:: Excerpted records

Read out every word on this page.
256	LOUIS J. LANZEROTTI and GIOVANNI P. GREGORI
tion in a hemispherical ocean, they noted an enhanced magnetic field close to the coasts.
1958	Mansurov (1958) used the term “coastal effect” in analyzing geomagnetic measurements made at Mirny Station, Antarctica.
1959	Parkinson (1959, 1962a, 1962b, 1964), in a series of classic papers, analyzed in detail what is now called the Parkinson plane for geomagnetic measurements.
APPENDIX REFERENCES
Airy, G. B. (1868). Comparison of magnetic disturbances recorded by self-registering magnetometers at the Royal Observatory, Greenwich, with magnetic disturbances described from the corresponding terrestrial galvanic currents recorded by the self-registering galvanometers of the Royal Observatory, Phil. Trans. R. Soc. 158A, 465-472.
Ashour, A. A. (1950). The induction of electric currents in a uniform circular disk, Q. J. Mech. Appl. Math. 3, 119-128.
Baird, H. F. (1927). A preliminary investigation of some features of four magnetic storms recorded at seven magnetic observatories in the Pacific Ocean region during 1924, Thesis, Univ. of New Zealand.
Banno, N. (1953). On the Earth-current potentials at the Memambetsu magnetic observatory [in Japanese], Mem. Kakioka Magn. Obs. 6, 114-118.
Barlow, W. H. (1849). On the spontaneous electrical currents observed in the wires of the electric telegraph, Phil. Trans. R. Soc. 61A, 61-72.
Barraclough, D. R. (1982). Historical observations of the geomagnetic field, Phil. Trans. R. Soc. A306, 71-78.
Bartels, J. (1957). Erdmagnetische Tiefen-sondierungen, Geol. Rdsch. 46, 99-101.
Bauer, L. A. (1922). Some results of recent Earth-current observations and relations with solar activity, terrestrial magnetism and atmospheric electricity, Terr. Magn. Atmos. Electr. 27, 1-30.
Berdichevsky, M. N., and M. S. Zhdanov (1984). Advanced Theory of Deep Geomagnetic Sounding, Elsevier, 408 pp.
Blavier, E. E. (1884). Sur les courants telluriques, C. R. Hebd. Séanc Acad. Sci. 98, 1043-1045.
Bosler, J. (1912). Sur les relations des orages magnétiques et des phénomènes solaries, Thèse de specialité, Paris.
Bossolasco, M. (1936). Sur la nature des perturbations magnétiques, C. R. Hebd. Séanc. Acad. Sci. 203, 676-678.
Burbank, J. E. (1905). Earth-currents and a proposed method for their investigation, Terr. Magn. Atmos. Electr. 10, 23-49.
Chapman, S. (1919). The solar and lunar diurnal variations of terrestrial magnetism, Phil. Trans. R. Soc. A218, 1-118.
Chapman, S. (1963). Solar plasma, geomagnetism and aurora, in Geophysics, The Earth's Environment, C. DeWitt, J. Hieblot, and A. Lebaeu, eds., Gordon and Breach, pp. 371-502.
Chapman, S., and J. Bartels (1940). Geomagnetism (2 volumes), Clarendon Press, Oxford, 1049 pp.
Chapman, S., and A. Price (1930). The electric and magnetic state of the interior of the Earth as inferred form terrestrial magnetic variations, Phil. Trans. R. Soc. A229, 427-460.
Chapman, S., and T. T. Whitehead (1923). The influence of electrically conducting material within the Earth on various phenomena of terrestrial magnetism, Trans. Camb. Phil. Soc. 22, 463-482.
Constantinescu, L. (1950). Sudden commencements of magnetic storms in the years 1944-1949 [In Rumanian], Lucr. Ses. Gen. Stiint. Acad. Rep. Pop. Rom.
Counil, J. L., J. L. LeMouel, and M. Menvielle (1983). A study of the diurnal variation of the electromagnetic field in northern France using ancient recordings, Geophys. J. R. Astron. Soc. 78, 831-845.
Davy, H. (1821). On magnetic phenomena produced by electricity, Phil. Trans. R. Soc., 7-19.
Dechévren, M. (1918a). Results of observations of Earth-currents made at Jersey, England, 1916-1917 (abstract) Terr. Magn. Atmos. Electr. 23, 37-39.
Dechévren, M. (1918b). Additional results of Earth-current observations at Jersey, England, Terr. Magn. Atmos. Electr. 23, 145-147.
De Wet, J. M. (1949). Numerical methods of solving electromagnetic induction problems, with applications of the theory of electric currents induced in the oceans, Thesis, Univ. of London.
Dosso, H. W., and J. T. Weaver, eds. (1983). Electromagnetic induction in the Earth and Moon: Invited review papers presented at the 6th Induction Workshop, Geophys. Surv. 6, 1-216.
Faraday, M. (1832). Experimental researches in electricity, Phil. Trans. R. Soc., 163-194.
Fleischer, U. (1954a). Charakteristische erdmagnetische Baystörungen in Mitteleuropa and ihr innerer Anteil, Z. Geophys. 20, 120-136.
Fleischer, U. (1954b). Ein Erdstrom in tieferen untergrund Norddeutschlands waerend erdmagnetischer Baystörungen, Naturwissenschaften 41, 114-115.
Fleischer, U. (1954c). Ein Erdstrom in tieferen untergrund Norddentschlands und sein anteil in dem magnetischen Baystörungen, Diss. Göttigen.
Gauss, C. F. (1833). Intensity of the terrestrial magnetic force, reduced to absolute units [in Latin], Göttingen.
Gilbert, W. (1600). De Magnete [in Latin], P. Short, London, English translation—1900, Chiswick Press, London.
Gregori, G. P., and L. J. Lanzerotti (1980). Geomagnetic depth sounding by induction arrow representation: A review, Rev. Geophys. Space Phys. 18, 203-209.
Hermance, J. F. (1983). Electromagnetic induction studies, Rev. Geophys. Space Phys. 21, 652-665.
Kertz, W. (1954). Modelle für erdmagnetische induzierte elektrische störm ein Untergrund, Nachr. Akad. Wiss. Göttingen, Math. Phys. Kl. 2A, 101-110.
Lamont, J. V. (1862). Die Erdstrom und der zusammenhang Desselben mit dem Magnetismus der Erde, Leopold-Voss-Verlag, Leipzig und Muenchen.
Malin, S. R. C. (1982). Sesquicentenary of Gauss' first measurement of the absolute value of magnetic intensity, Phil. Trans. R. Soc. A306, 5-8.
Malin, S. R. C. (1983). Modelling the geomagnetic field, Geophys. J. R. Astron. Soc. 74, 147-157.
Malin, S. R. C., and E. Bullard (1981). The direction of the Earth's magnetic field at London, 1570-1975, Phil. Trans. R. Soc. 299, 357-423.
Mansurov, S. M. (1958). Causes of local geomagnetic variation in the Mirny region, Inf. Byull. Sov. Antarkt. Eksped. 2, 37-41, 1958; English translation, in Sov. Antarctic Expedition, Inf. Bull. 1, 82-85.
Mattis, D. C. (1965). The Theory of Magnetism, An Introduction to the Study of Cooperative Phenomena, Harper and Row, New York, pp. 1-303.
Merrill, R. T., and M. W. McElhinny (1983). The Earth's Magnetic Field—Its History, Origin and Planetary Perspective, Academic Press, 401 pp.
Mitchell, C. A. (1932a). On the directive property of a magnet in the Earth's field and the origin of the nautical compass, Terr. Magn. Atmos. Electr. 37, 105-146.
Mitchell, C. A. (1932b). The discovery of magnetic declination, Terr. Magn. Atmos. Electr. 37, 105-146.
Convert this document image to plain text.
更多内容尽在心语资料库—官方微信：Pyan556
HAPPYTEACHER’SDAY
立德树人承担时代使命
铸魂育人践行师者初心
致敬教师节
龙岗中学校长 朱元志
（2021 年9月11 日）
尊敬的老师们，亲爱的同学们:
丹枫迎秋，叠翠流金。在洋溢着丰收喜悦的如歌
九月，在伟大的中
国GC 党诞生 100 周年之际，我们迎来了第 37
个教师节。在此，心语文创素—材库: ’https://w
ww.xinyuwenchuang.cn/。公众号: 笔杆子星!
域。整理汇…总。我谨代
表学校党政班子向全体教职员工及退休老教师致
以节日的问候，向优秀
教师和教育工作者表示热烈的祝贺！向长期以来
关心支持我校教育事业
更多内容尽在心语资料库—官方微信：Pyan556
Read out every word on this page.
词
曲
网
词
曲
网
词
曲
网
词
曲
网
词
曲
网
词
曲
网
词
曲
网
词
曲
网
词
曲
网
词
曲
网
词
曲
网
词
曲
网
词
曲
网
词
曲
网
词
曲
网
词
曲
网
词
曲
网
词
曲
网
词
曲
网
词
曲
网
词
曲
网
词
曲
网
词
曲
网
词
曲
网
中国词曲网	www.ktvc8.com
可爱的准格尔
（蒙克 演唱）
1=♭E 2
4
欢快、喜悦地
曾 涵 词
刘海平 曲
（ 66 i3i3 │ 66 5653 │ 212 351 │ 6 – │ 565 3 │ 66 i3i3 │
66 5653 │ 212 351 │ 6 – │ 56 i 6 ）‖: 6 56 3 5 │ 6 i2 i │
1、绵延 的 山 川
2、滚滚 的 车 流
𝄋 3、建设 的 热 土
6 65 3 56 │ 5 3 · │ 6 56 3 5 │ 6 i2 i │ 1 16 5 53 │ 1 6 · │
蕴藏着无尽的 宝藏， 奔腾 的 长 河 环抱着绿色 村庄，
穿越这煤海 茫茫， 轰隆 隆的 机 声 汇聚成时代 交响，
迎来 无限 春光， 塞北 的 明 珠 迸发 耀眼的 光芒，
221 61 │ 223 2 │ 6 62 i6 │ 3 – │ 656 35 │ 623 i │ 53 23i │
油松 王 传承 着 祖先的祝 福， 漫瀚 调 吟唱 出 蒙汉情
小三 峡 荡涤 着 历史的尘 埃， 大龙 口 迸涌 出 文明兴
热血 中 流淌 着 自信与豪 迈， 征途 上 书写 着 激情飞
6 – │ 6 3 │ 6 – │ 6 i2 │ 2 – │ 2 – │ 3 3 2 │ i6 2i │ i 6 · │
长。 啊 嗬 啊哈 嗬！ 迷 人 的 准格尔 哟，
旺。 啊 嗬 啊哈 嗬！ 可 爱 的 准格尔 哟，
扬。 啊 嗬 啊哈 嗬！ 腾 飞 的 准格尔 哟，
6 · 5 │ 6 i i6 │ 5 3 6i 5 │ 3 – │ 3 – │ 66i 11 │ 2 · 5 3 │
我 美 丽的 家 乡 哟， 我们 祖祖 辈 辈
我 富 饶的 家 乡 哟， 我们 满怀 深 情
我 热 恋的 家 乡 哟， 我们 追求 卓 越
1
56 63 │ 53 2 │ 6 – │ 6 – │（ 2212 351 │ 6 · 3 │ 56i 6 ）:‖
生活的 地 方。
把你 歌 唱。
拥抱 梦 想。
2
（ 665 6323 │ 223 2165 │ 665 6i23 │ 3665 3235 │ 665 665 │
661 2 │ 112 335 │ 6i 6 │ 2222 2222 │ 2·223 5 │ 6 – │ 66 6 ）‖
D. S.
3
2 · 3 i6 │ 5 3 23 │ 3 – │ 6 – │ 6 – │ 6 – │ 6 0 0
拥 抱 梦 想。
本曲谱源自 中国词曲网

::::

## Problem statement
Find the lines of the material that hold the word "London" and report their count alone.

## Finished task
3